DIRECTION:
List the lines of this listing that hold the word "身份证号码".

•••

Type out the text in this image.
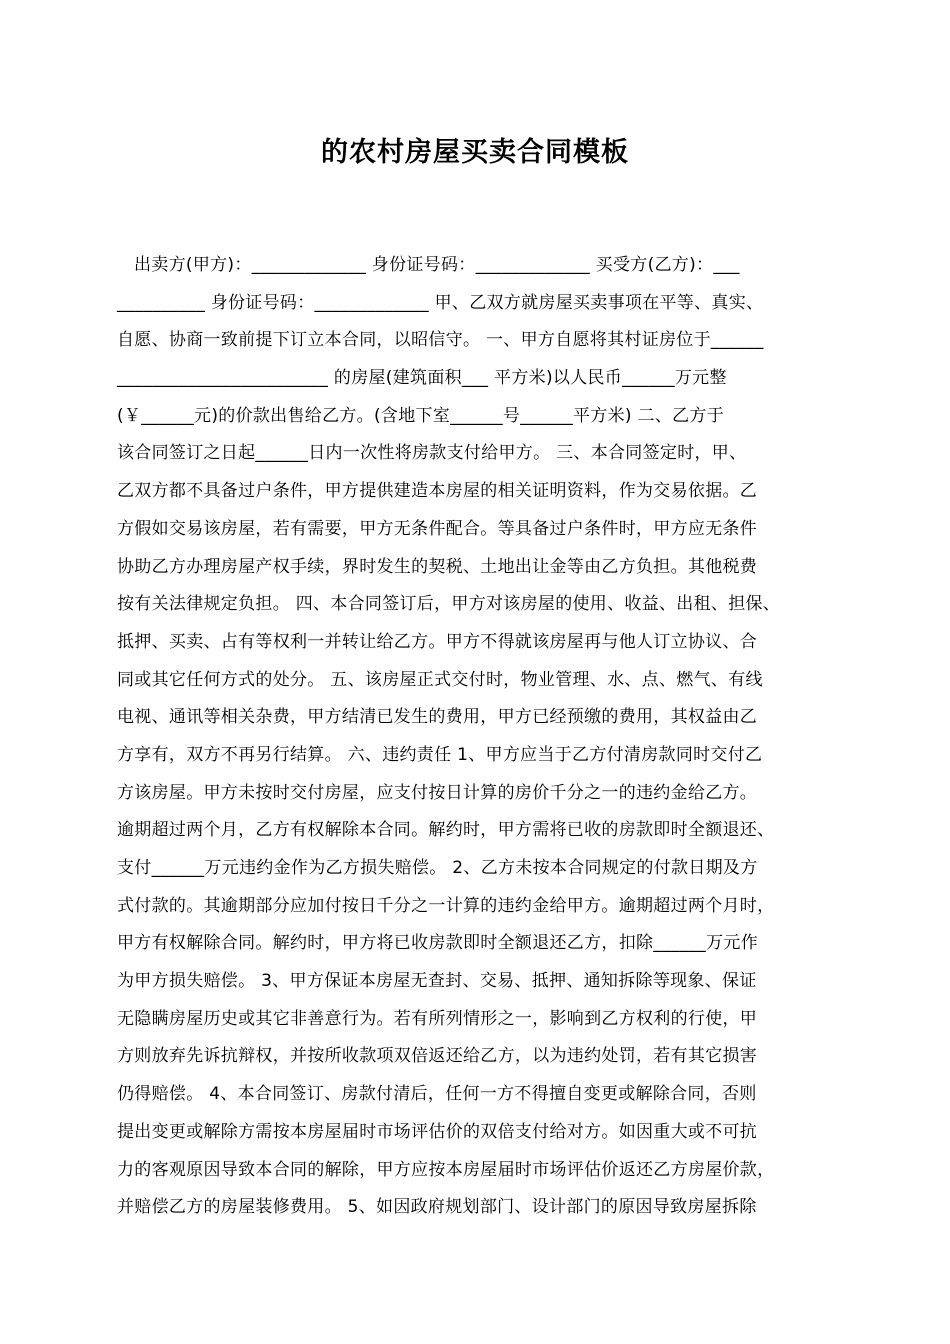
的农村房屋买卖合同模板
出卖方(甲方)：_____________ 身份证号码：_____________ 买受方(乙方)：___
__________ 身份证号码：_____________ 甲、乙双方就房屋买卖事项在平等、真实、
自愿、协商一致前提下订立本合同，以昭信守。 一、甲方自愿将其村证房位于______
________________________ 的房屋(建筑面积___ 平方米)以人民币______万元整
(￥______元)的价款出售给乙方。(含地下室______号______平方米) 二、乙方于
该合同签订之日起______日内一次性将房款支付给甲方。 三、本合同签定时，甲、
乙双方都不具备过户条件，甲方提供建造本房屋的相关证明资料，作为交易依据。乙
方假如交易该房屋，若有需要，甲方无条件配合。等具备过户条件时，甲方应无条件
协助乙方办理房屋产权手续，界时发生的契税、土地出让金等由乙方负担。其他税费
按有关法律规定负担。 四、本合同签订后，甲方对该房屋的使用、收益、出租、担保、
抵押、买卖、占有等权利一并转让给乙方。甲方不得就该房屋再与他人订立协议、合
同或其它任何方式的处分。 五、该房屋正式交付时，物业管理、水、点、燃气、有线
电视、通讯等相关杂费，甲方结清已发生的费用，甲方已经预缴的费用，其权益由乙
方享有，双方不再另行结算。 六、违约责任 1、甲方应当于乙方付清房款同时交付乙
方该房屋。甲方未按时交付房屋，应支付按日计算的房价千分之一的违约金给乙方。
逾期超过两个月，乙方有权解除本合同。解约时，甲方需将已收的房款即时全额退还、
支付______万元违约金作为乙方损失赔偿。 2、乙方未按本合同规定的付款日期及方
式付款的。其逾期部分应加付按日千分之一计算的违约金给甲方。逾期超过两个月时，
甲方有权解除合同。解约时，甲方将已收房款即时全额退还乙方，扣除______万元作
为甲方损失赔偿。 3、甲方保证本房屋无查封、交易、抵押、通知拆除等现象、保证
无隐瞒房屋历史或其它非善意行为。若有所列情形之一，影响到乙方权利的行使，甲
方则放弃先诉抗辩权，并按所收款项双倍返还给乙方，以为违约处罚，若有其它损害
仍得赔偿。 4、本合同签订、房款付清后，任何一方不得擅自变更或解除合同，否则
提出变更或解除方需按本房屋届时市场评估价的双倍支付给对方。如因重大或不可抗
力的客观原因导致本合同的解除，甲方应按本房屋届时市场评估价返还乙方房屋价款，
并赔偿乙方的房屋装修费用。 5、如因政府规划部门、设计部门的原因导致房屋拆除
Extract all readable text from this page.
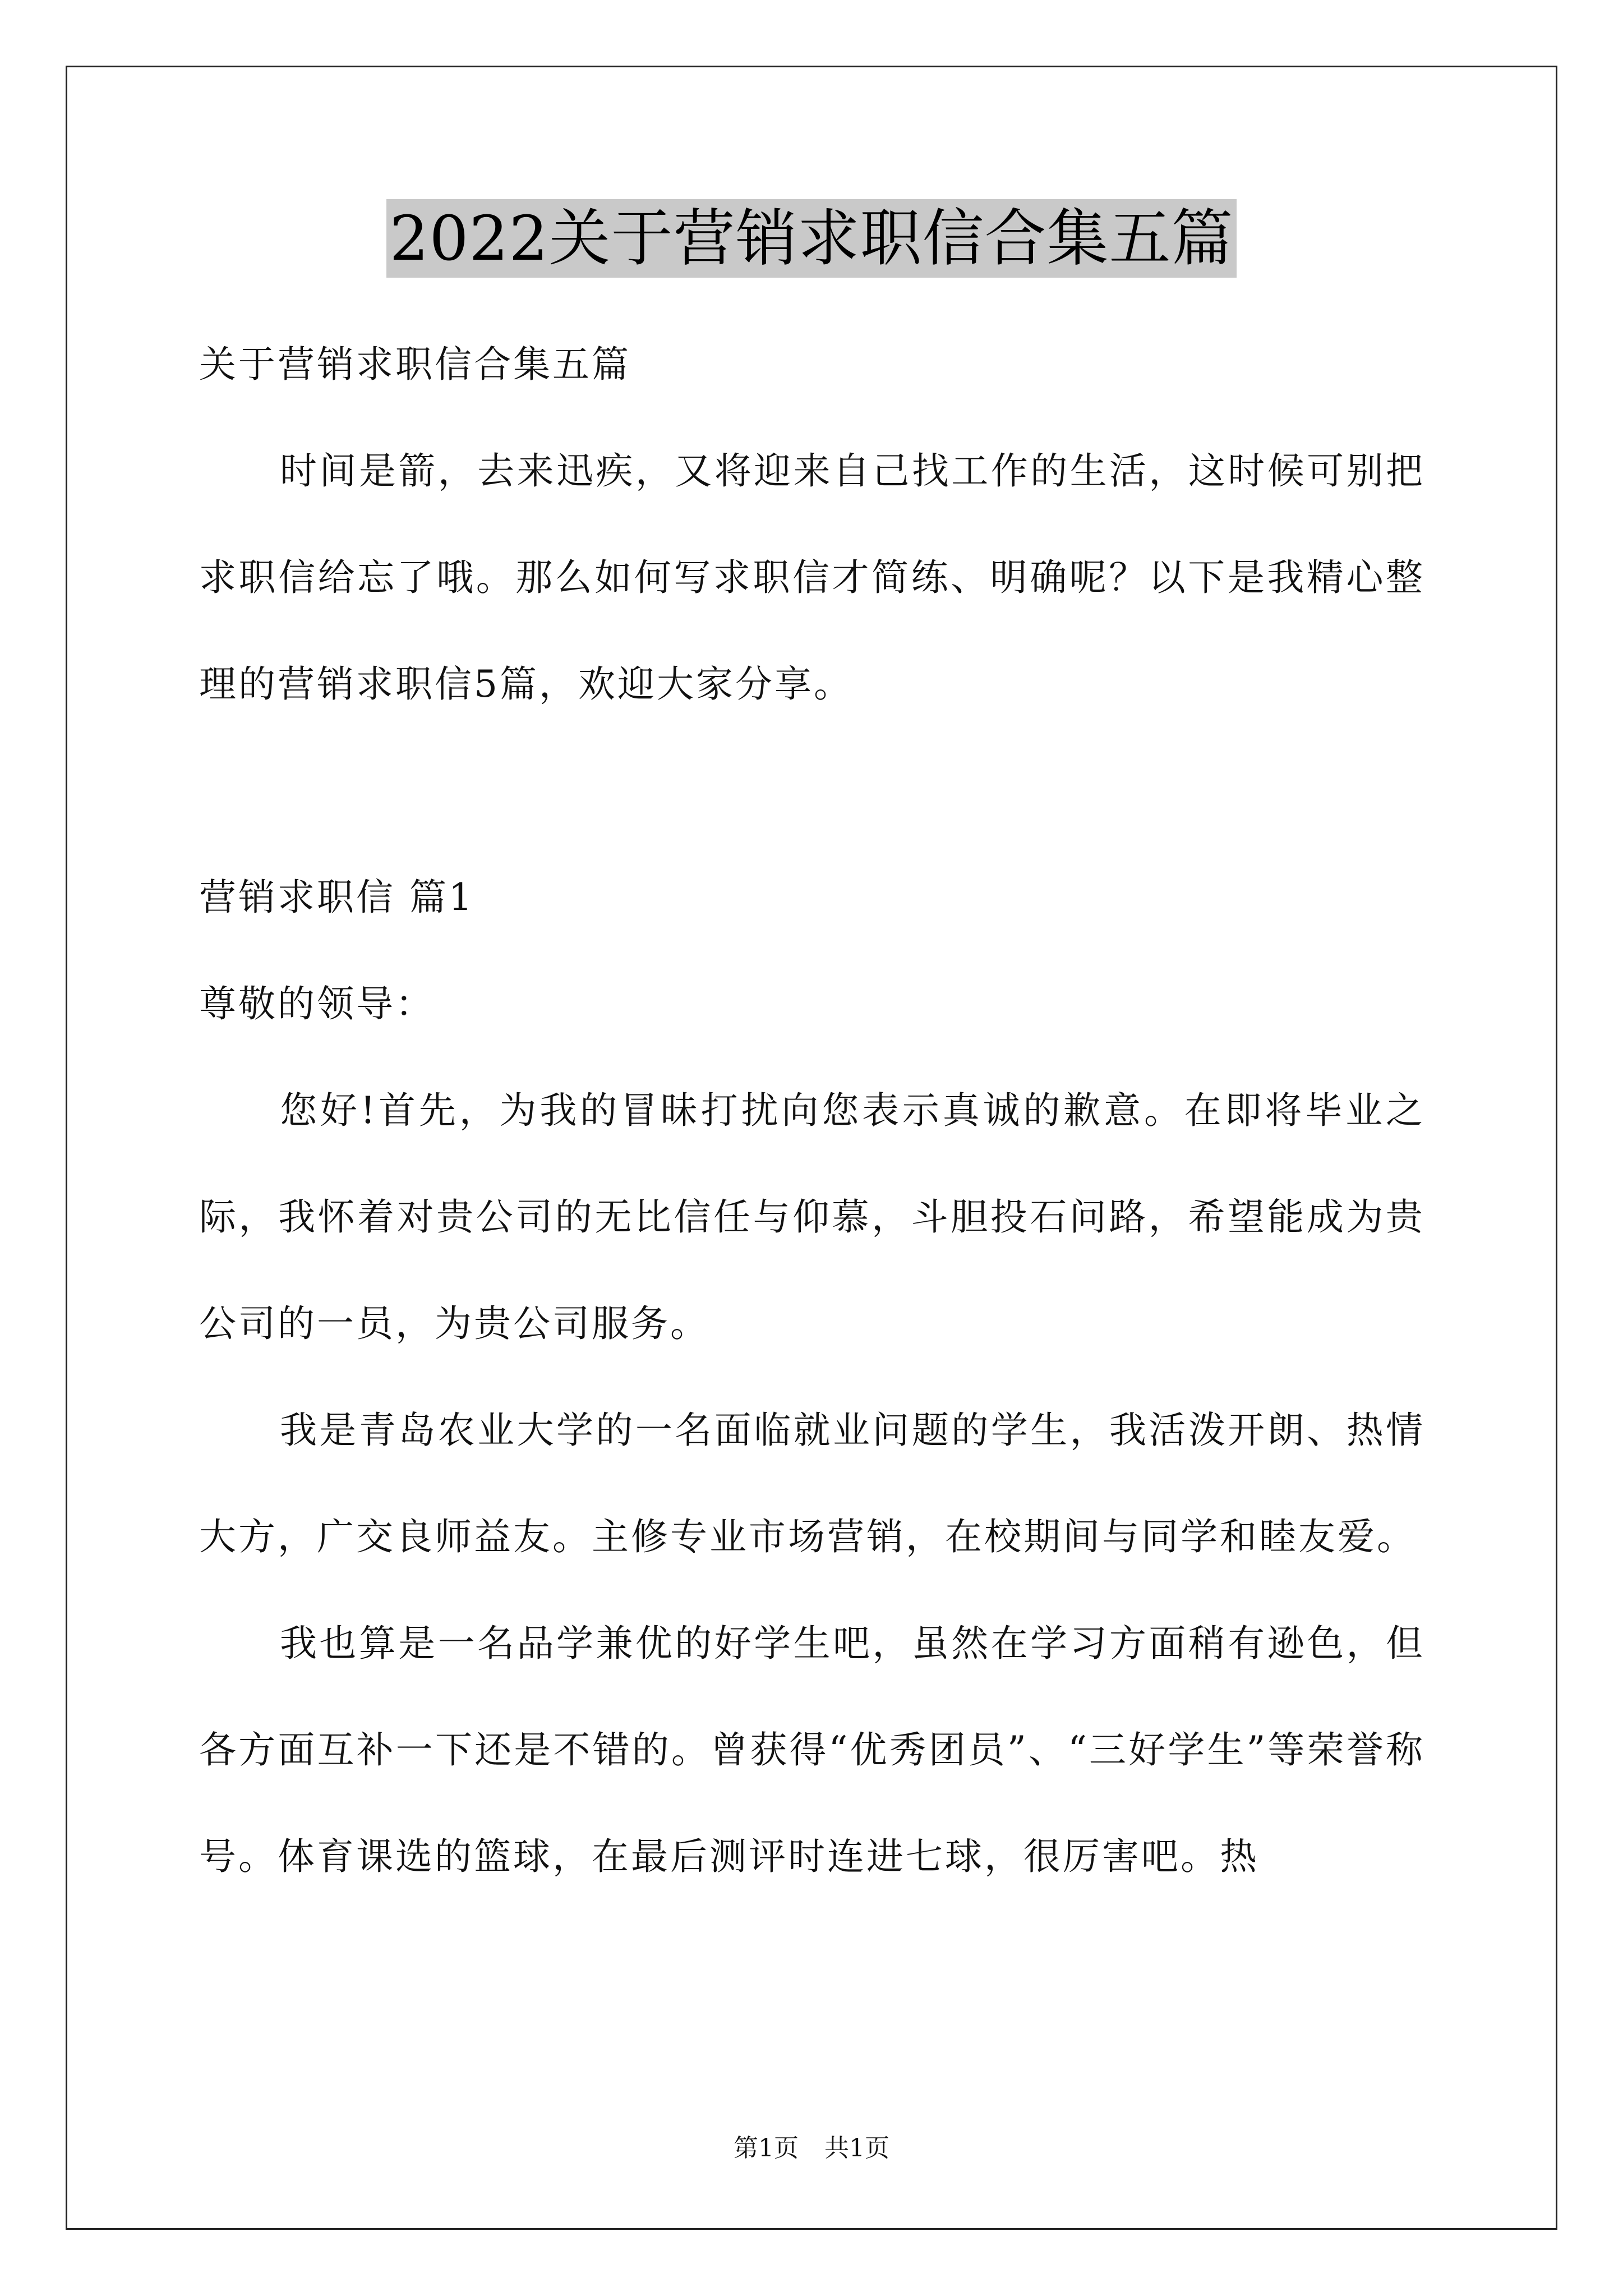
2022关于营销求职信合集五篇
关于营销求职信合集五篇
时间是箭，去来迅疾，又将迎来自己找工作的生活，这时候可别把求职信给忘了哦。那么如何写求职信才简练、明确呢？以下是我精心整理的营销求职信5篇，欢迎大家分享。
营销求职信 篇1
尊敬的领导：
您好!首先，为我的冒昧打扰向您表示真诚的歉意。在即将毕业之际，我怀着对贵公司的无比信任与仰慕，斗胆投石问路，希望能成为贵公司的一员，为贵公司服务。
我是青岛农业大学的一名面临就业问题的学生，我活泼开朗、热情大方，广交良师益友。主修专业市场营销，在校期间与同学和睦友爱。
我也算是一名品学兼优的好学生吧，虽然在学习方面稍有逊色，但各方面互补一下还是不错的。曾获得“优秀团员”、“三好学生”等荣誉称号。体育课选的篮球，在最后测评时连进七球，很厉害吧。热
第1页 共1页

•••

RESPONSE:
出卖方(甲方)：_____________ 身份证号码：_____________ 买受方(乙方)：___
__________ 身份证号码：_____________ 甲、乙双方就房屋买卖事项在平等、真实、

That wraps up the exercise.